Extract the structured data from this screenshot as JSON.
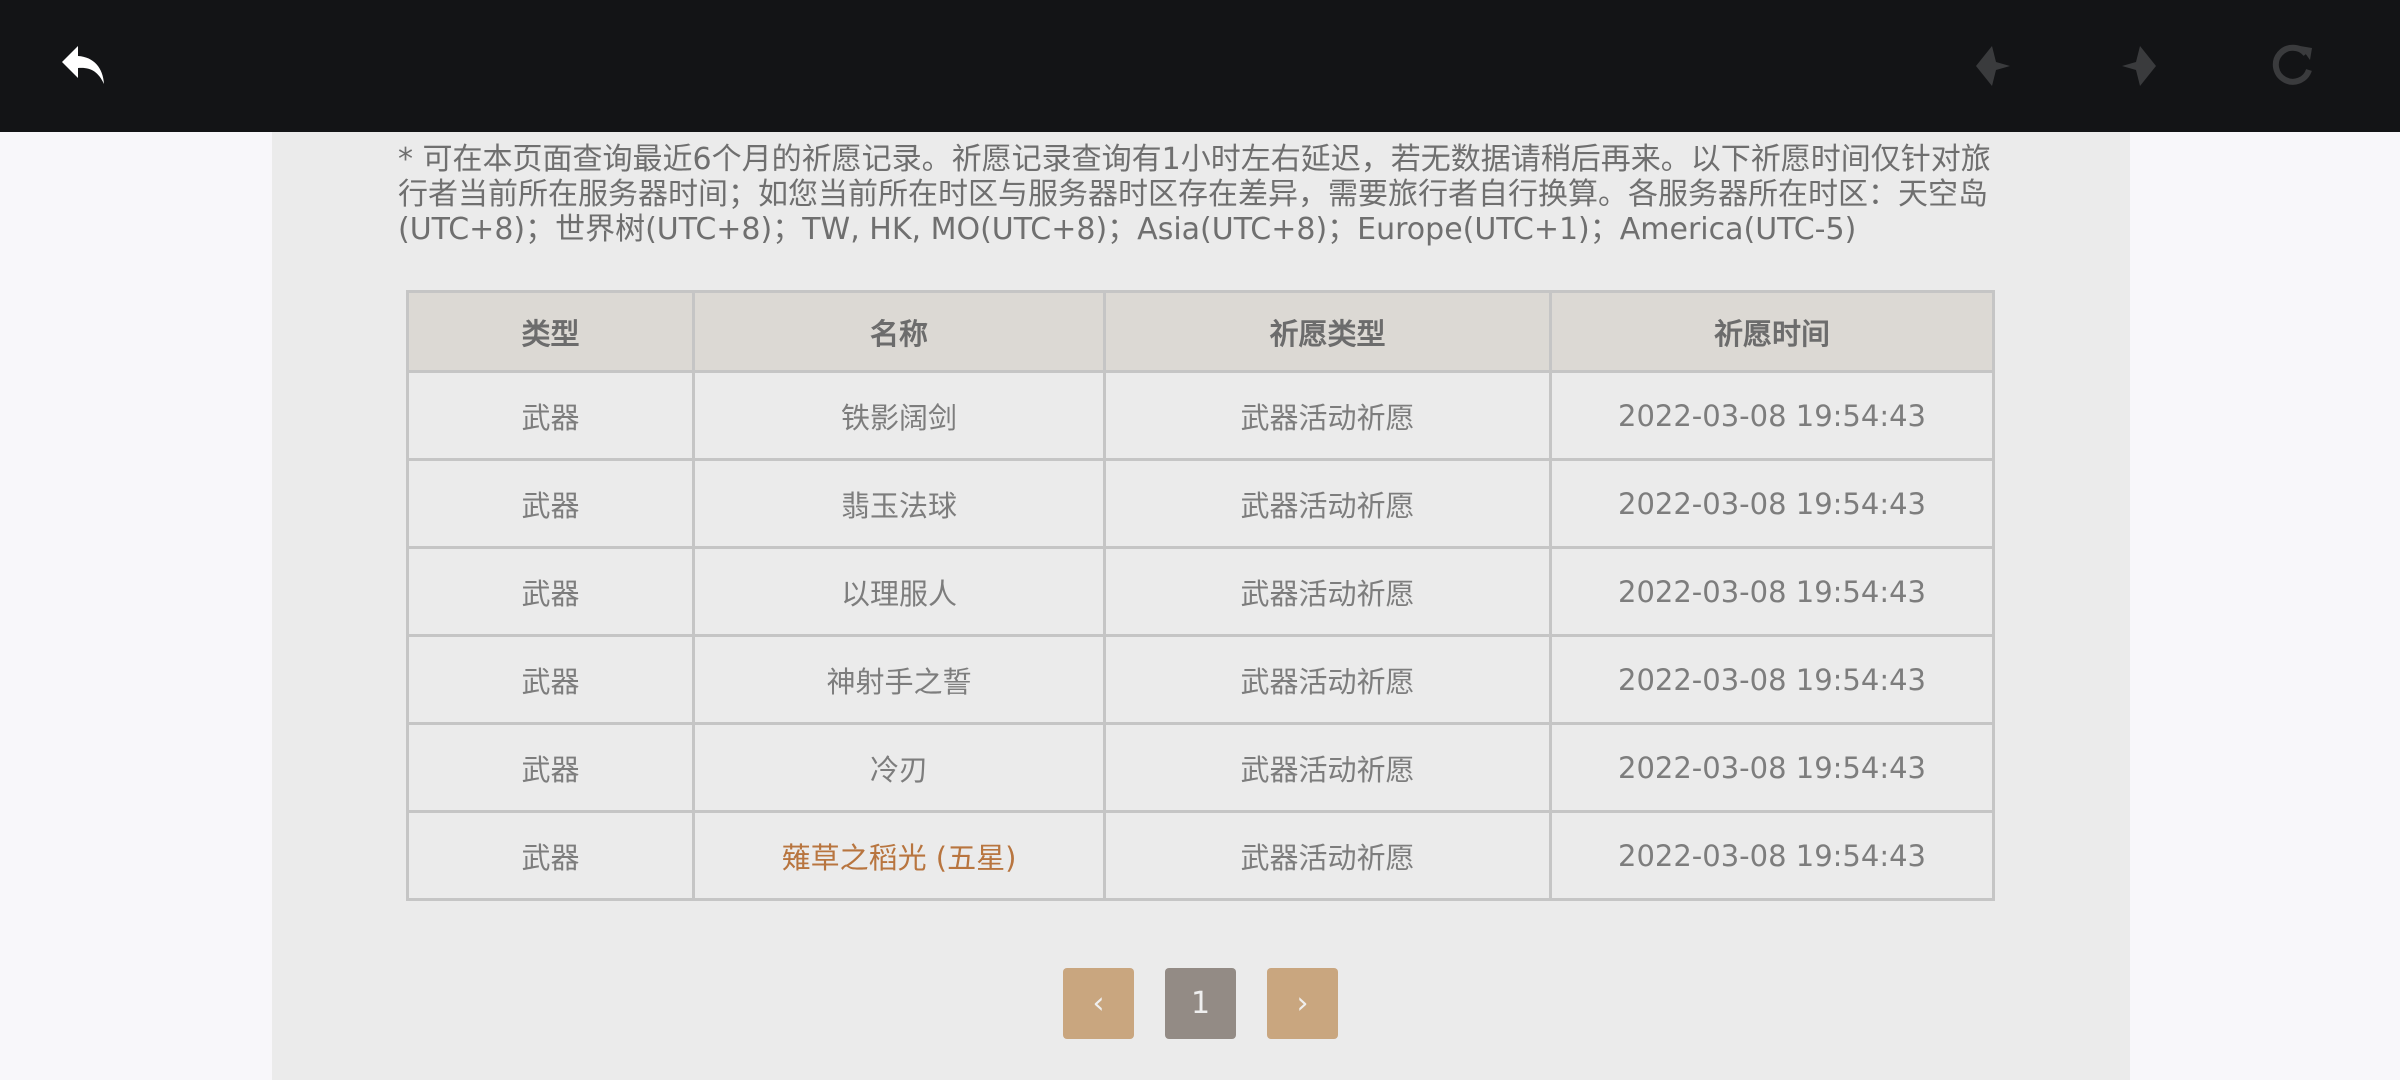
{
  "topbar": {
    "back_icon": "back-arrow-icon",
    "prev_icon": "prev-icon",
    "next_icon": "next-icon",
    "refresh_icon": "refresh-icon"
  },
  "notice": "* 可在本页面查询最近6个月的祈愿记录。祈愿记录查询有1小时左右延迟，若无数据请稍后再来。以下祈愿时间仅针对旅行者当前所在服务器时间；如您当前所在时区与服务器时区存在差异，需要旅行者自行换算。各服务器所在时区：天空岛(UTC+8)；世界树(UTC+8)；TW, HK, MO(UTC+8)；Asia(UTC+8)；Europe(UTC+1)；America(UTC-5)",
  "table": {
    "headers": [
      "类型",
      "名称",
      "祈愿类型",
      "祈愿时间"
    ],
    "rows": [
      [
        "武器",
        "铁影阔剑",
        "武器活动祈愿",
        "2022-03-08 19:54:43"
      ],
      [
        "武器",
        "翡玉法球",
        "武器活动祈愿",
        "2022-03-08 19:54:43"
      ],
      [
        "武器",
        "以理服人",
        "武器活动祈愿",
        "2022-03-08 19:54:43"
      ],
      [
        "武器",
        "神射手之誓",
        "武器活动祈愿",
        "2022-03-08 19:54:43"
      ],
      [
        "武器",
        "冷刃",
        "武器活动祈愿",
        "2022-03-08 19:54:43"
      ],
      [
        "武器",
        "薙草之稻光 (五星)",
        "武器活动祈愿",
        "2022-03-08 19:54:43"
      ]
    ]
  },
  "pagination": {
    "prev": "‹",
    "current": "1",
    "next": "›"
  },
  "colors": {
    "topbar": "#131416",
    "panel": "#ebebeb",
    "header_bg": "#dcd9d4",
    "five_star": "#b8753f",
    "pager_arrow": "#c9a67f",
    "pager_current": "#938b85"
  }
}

┄┄┄┄┄┄┄┄┄┄┄┄┄┄┄┄┄┄┄┄

WHAT TO WORK ON -
Return all of the entries exactly as written, but drop any pictures they hold.

ANSWER FOR THE TASK -
Extract the structured data from this screenshot as JSON.
{
  "topbar": {
    "back_icon": "back-arrow-icon",
    "prev_icon": "prev-icon",
    "next_icon": "next-icon",
    "refresh_icon": "refresh-icon"
  },
  "notice": "* 可在本页面查询最近6个月的祈愿记录。祈愿记录查询有1小时左右延迟，若无数据请稍后再来。以下祈愿时间仅针对旅行者当前所在服务器时间；如您当前所在时区与服务器时区存在差异，需要旅行者自行换算。各服务器所在时区：天空岛(UTC+8)；世界树(UTC+8)；TW, HK, MO(UTC+8)；Asia(UTC+8)；Europe(UTC+1)；America(UTC-5)",
  "table": {
    "headers": [
      "类型",
      "名称",
      "祈愿类型",
      "祈愿时间"
    ],
    "rows": [
      [
        "武器",
        "铁影阔剑",
        "武器活动祈愿",
        "2022-03-08 19:54:43"
      ],
      [
        "武器",
        "翡玉法球",
        "武器活动祈愿",
        "2022-03-08 19:54:43"
      ],
      [
        "武器",
        "以理服人",
        "武器活动祈愿",
        "2022-03-08 19:54:43"
      ],
      [
        "武器",
        "神射手之誓",
        "武器活动祈愿",
        "2022-03-08 19:54:43"
      ],
      [
        "武器",
        "冷刃",
        "武器活动祈愿",
        "2022-03-08 19:54:43"
      ],
      [
        "武器",
        "薙草之稻光 (五星)",
        "武器活动祈愿",
        "2022-03-08 19:54:43"
      ]
    ]
  },
  "pagination": {
    "prev": "‹",
    "current": "1",
    "next": "›"
  },
  "colors": {
    "topbar": "#131416",
    "panel": "#ebebeb",
    "header_bg": "#dcd9d4",
    "five_star": "#b8753f",
    "pager_arrow": "#c9a67f",
    "pager_current": "#938b85"
  }
}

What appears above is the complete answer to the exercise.